### [Selection]
· · · · ·
Author: William Black

  • FDL Book Salon Welcomes Simon Johnson, 13 Bankers: The Wall Street Takeover and the Next Financial Meltdown

    [Welcome Simon Johnson, and Host William Black,  author of, The Best Way to Rob a Bank is to Own One ]

    [As a courtesy to our guests, please keep comments to the book.  Please take other conversations to a previous thread.]

    Thirteen Bankers: The Wall Street Takeover and the Next Financial Meltdown

    The authors begin their book with two quotations that implicitly raise the question of why we are suffering recurrent, intensifying crises. You have to love a book that begins with an excerpt from Fitzgerald’s The Great Gatsby.

    They were careless people, Tom and Daisy – they smashed up things and creatures and then retreated back into their money or their vast carelessness, or whatever it was that kept them together, and let other people clean up the mess they had made.

    The first chapter begins with a quotation from President Obama’s remarks to the thirteen bankers on March 27, 2009 at a meeting to seek their support for his recovery plans.

    My administration is the only thing between you and the pitchforks.

    The authors note that President Obama then made the plea: “Help me help you.” [In a Freudian keyboard slip, I originally typed “Help us help you.” But Obama personalized his plea.] President Obama came into office emphasizing his intent to look forward, not backward. The authors show us the high cost of this failure to even understand the concept of accountability. Accountability is essential to a just world. The authors also show it is essential to an honest and competent financial sector that does not careen from crisis to crisis.

    President Obama instinctively sees holding elites accountable to be a vile thing that calls forth our lesser angels. Those who believe in justice are dangerous populists. They are mobs wielding “pitchforks.” The proper role of the President is to protect “Tom and Daisy” from justice. He will “clean up the mess they had made” of the economy (with our money). The citizens’ function is to “help” the thirteen bankers. The authors rightly emphasize that the most fundamental way in which big finance dominates both political parties is not through their massive political contributions, but through the triumph of the industry’s ideology. The standard Reagan jest about government applies far better to the big banks: “I’m from Goldman Sachs, and I’m here to help you.” But that is not how the political elites frame the issue. They accept the big finance’s ideological trinity: (1) massive financial firms are essential to fund the real economy, (2) “financial innovation” brings efficiency and growth while excluding fraud, and (3) financial regulation cannot succeed, but can make things far worse.
· · · · ·
### [Records shown]
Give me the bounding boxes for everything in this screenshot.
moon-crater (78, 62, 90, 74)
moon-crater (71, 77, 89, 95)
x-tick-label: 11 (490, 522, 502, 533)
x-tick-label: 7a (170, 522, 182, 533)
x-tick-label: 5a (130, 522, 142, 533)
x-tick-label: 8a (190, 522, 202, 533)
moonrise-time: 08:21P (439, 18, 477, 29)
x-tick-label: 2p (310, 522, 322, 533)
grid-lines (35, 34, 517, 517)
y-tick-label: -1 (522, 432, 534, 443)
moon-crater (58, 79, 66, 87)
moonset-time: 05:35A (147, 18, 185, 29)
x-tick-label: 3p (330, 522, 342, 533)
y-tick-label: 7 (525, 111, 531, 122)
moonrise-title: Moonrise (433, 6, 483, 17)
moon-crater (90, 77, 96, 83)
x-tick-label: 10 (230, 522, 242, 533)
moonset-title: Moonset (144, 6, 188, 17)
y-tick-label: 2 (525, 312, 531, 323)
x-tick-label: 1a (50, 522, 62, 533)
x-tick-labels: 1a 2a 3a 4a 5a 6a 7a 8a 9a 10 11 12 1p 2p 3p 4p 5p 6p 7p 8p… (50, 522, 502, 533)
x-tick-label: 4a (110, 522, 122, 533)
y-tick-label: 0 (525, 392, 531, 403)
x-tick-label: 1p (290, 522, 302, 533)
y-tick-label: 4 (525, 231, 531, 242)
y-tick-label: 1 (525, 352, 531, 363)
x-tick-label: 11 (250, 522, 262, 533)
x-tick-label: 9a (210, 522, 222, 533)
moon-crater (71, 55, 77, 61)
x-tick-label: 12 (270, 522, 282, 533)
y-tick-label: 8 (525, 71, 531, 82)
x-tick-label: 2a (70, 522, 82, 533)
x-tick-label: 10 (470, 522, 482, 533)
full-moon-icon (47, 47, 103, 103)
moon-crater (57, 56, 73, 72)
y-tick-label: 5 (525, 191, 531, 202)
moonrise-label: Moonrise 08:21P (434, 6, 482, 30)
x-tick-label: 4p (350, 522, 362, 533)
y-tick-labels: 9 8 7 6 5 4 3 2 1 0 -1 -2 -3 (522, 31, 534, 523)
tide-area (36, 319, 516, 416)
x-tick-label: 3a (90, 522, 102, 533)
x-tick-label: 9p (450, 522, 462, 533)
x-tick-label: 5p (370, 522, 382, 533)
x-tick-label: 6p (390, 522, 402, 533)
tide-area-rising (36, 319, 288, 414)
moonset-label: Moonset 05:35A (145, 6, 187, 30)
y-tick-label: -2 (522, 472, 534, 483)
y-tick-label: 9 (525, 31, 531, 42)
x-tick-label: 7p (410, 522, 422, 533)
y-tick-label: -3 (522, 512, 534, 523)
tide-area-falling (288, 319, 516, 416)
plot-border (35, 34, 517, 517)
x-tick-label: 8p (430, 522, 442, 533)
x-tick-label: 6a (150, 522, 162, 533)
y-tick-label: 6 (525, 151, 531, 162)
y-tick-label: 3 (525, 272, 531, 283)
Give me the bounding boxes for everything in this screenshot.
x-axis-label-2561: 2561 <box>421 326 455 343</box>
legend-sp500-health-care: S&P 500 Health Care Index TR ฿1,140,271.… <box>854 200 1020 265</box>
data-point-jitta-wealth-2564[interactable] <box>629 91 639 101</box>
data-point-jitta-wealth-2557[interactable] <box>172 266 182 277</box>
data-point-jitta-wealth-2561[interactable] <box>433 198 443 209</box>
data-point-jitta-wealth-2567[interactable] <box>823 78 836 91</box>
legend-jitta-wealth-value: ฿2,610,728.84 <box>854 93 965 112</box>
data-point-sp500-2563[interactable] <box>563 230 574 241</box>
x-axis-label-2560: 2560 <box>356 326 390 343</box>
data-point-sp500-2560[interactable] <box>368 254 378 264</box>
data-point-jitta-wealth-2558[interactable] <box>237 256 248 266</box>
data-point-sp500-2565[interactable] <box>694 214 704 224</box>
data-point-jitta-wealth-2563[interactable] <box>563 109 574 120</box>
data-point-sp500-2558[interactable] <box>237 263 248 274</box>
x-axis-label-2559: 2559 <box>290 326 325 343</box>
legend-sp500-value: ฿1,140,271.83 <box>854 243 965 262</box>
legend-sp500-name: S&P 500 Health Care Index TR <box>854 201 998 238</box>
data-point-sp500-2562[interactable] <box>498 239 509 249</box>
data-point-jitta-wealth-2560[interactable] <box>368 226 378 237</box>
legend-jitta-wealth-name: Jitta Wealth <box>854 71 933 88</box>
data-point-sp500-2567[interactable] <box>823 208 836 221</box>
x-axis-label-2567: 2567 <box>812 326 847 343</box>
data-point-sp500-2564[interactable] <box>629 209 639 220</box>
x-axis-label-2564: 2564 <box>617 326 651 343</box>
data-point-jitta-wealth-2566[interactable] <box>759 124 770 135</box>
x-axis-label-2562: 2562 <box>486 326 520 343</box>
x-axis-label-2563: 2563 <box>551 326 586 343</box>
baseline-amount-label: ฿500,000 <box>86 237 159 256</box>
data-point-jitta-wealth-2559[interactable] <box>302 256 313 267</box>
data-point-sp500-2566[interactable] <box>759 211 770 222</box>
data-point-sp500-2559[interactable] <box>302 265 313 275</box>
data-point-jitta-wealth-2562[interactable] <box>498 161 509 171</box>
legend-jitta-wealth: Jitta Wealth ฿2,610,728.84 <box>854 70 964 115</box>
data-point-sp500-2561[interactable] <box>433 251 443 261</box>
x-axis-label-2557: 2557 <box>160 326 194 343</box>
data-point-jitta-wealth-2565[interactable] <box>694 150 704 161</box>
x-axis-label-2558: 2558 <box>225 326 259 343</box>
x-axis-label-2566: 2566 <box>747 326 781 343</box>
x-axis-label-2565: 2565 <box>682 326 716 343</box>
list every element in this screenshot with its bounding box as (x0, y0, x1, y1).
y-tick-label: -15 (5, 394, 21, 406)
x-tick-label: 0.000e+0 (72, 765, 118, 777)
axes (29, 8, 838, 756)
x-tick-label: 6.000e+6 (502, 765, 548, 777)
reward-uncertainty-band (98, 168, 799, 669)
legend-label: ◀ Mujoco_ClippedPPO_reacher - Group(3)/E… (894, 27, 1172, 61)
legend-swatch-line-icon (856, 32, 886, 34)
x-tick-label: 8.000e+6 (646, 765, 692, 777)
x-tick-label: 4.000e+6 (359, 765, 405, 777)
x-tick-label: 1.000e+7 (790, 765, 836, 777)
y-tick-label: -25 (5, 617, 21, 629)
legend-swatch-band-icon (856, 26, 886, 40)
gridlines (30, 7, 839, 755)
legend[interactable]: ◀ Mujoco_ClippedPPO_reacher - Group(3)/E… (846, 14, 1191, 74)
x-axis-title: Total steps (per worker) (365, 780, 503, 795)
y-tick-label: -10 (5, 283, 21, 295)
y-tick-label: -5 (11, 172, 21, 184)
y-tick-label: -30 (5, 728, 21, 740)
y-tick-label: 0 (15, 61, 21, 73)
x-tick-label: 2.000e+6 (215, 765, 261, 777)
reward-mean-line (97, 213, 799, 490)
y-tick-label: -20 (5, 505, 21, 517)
· · · · ·
### [What this task involves]
Answer these questions from the book salon post:
(a) Which novel supplies one of the two quotations that open the book?
(b) On what date did President Obama speak to the thirteen bankers?
(c) According to the authors, what is the most fundamental way big finance dominates both political parties?
The records were drawn from a separate source and are unrelated to the book salon post.

### [The response]
(a) Fitzgerald's The Great Gatsby.
(b) March 27, 2009.
(c) Through the triumph of the industry's ideology, not through its massive political contributions.